(Records that describe figures)
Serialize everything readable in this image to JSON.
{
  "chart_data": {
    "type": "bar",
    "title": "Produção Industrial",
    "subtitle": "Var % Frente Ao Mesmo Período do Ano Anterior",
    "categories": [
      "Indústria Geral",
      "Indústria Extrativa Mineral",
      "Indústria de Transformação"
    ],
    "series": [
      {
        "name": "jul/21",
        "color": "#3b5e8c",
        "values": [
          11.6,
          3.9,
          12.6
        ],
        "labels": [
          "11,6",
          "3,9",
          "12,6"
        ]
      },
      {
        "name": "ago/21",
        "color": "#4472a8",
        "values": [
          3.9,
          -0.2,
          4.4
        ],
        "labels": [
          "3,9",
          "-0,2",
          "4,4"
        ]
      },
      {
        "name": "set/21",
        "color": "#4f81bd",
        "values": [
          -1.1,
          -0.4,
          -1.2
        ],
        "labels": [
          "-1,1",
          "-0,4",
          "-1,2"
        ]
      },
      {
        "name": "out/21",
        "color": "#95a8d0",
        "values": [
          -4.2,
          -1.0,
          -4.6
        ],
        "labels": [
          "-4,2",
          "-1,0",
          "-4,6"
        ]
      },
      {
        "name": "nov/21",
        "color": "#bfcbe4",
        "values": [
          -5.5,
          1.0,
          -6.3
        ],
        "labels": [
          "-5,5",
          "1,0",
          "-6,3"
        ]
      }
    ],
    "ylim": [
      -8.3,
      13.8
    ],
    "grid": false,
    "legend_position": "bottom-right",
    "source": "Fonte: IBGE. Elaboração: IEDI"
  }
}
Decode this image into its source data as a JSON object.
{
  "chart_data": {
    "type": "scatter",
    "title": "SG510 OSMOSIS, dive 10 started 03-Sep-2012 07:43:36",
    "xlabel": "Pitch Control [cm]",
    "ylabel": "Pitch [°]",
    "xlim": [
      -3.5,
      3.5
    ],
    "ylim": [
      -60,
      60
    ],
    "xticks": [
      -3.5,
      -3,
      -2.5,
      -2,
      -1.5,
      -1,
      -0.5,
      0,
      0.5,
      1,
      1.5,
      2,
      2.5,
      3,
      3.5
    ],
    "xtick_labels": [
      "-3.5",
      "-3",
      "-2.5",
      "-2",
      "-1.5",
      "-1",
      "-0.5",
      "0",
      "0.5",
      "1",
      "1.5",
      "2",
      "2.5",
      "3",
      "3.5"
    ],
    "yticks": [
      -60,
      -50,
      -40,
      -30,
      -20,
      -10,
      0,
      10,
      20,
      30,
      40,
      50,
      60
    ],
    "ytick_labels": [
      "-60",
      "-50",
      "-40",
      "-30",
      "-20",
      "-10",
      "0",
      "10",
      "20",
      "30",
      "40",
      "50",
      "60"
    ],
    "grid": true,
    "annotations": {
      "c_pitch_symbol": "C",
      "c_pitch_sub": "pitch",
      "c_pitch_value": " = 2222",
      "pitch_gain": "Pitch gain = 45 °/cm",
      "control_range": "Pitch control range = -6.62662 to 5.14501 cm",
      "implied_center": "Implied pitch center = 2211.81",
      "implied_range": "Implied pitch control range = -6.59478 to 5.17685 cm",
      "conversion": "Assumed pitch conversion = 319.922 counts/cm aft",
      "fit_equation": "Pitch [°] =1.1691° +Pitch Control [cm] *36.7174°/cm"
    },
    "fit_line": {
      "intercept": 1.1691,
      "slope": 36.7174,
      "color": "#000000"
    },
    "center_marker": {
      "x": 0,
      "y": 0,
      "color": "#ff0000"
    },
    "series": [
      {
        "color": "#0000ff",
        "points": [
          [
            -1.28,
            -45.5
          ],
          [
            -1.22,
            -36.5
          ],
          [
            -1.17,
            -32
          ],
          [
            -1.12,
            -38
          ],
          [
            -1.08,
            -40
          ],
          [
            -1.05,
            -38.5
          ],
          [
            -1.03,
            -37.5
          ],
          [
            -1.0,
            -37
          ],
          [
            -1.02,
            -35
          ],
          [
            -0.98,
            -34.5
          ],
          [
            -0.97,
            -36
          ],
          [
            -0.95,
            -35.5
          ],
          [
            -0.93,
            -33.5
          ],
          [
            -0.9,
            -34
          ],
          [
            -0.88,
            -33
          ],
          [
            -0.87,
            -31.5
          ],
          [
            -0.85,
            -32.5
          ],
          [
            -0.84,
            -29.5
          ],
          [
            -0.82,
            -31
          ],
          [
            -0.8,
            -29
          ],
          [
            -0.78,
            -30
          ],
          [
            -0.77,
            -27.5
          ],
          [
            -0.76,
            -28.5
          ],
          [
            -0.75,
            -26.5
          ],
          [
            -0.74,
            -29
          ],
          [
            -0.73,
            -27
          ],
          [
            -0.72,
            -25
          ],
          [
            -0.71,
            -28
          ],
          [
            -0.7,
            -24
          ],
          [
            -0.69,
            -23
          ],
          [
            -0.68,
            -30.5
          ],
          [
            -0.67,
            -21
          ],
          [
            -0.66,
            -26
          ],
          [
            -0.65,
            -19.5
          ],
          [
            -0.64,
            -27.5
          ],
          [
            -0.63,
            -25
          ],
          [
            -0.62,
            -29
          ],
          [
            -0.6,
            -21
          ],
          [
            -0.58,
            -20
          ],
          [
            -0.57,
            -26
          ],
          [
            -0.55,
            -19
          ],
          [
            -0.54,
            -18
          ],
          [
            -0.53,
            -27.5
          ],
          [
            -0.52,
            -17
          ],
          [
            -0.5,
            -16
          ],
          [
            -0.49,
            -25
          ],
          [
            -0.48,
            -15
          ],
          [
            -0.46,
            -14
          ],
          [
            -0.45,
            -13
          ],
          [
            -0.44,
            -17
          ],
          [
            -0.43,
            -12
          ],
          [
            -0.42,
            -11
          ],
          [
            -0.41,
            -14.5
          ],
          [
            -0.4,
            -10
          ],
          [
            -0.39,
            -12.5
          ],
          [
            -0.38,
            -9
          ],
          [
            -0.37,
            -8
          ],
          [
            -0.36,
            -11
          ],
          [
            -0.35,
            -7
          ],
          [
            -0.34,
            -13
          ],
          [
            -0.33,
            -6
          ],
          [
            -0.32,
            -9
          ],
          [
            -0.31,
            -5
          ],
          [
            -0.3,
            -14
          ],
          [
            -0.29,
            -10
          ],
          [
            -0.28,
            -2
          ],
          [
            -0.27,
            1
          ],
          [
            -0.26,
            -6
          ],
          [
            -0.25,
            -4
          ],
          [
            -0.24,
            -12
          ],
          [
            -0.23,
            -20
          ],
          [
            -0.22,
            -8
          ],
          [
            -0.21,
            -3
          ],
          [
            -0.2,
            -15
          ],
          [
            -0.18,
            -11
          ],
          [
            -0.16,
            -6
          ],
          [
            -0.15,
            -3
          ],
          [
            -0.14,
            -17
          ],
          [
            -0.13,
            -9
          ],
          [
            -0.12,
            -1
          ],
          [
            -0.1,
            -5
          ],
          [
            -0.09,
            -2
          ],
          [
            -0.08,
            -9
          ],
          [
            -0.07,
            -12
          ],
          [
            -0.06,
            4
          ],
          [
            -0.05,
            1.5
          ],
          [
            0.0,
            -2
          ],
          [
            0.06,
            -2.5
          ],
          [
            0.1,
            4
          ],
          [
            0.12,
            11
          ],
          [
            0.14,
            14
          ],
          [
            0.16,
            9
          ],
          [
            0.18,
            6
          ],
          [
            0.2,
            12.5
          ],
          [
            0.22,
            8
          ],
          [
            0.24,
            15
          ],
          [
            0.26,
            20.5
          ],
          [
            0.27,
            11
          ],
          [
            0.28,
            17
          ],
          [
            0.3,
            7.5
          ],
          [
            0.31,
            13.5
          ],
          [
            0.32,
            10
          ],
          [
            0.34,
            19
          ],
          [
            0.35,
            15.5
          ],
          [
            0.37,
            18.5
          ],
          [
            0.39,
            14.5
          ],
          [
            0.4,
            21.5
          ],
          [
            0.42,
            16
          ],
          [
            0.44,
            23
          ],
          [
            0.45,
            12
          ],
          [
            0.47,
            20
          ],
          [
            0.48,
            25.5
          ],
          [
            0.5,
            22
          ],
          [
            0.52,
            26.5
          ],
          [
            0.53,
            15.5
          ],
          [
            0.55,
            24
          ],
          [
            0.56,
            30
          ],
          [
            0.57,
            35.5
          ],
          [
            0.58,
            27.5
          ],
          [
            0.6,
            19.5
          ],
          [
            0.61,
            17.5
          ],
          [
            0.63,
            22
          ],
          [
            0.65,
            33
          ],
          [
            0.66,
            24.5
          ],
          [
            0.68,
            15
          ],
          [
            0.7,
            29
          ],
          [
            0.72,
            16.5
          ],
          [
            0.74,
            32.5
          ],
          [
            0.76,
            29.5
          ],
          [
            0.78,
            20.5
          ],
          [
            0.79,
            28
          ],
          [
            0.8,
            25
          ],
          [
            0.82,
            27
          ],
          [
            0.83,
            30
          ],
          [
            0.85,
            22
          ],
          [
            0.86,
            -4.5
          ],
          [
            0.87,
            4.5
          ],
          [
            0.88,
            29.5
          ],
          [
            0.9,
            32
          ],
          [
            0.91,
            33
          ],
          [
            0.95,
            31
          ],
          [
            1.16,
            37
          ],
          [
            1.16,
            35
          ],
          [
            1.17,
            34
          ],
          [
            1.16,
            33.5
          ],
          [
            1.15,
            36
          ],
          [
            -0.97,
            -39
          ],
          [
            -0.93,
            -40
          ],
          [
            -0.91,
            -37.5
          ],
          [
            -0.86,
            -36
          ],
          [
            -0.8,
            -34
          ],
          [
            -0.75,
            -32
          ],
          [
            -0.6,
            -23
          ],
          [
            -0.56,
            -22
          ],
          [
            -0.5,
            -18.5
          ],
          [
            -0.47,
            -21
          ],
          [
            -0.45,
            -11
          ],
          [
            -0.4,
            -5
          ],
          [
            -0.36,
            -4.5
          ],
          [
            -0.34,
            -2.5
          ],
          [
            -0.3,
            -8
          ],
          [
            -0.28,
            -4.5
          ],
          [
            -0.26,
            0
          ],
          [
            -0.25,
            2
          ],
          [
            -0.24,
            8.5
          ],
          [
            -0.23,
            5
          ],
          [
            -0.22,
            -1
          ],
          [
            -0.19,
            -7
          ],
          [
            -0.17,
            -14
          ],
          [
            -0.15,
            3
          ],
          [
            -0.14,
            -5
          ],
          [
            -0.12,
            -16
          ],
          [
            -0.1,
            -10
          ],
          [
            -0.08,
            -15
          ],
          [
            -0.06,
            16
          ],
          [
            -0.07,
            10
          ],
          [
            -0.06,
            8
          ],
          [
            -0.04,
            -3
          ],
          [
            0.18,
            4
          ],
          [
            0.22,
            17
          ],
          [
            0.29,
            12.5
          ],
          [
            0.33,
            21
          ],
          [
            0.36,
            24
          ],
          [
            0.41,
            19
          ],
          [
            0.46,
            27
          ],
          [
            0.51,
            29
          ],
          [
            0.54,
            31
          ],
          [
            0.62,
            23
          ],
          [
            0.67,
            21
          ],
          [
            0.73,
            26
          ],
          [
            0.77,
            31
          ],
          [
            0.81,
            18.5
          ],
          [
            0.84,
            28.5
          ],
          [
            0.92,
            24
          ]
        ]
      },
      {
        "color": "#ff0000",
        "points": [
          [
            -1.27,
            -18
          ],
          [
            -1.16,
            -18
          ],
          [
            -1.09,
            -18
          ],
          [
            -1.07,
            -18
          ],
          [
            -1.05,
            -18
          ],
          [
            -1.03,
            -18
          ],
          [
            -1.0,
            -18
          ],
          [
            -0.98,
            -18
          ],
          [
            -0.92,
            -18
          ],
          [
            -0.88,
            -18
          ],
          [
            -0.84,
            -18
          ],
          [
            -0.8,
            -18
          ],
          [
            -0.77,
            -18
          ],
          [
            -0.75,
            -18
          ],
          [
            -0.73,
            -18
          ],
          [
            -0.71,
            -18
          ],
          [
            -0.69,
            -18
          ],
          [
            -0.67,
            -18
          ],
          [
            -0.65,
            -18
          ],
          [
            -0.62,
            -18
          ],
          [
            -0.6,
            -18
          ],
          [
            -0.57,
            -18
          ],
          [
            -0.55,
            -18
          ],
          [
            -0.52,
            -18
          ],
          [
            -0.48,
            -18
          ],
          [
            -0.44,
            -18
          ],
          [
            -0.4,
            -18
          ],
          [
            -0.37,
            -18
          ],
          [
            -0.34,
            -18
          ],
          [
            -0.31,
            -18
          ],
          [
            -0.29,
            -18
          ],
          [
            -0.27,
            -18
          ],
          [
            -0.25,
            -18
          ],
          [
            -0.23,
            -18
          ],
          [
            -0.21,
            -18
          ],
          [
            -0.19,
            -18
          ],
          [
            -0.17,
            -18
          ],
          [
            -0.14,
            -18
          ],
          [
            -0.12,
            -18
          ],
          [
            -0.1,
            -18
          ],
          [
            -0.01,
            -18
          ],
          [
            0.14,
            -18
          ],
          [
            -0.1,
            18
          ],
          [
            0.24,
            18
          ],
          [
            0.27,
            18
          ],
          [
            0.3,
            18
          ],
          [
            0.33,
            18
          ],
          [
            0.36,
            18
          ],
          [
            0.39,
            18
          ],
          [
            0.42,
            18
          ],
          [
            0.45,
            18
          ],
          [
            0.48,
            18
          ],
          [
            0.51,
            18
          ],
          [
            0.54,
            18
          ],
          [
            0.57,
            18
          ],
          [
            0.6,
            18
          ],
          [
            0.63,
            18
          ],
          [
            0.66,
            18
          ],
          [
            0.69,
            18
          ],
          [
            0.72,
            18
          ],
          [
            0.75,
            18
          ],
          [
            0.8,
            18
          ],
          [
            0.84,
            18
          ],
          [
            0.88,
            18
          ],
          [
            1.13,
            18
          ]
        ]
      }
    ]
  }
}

To do: Select every line in the records above that contains the word "JSON".

Response for this exercise:
Serialize everything readable in this image to JSON.
Decode this image into its source data as a JSON object.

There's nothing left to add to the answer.